Your task:
Gather every line that includes the word "name", please.

(Saved entries)

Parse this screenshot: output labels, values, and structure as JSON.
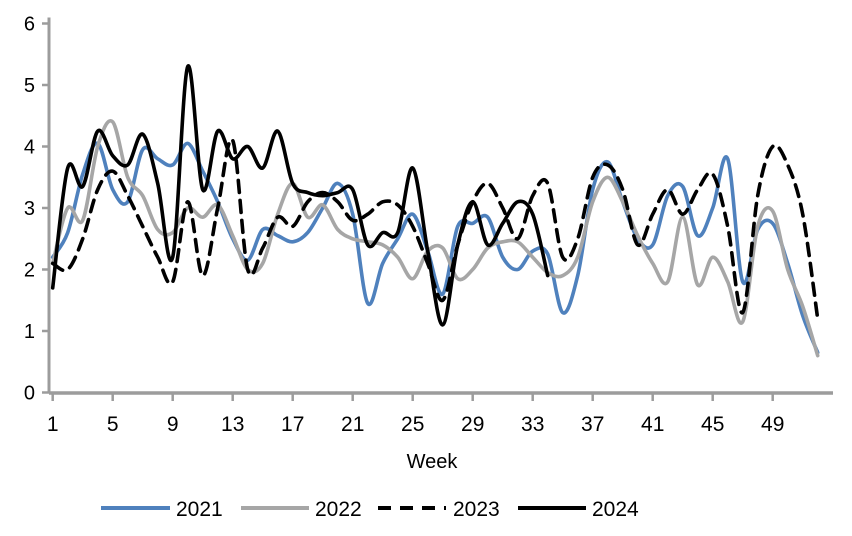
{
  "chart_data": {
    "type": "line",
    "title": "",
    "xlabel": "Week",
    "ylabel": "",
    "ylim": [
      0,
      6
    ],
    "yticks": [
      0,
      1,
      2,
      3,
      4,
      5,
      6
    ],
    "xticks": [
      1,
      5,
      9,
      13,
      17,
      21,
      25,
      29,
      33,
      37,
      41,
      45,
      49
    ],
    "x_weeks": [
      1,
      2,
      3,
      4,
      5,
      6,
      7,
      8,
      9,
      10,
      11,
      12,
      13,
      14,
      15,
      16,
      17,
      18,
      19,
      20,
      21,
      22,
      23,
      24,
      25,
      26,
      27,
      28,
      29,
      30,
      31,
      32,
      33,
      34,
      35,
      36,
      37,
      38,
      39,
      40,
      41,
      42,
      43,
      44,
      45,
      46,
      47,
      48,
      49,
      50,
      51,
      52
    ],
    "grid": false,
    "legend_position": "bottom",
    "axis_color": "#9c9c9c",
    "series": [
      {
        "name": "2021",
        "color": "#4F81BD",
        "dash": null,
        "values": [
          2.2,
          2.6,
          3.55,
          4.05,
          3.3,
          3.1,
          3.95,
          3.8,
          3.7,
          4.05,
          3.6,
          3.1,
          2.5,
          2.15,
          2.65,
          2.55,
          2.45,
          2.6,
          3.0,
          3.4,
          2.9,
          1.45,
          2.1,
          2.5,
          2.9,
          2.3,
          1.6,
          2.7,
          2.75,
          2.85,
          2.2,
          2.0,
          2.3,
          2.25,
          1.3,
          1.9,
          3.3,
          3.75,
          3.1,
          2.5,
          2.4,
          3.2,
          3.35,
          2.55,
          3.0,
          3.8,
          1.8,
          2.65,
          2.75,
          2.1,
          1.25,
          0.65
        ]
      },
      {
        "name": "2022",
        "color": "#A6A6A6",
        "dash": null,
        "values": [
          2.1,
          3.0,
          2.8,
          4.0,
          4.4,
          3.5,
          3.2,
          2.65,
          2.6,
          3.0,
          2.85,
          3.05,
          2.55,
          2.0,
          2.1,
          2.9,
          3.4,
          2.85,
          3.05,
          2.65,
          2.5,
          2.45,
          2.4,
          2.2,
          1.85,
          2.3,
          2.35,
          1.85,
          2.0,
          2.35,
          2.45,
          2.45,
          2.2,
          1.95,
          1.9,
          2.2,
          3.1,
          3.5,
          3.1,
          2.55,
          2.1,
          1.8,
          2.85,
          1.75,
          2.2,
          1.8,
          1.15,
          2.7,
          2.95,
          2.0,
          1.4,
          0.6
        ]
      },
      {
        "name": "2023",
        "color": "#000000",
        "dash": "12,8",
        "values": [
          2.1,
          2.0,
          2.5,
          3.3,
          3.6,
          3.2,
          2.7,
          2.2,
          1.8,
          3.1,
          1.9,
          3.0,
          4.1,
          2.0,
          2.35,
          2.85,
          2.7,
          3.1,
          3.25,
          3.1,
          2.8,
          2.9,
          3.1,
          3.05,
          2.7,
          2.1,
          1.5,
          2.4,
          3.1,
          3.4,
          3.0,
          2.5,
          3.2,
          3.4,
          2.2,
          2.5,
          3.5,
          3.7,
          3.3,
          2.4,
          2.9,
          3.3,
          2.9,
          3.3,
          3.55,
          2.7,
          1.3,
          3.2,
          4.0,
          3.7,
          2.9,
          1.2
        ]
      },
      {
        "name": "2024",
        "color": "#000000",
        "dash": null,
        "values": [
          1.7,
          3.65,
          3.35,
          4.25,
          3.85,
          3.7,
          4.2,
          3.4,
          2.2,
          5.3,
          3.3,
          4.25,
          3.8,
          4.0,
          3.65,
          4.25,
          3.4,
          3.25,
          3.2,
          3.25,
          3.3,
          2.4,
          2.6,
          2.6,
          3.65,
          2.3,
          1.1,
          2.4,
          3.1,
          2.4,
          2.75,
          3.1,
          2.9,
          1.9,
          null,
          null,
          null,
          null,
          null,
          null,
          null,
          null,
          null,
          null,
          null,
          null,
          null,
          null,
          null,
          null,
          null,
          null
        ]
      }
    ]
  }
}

Correct result:
        "name": "2021",
        "name": "2022",
        "name": "2023",
        "name": "2024",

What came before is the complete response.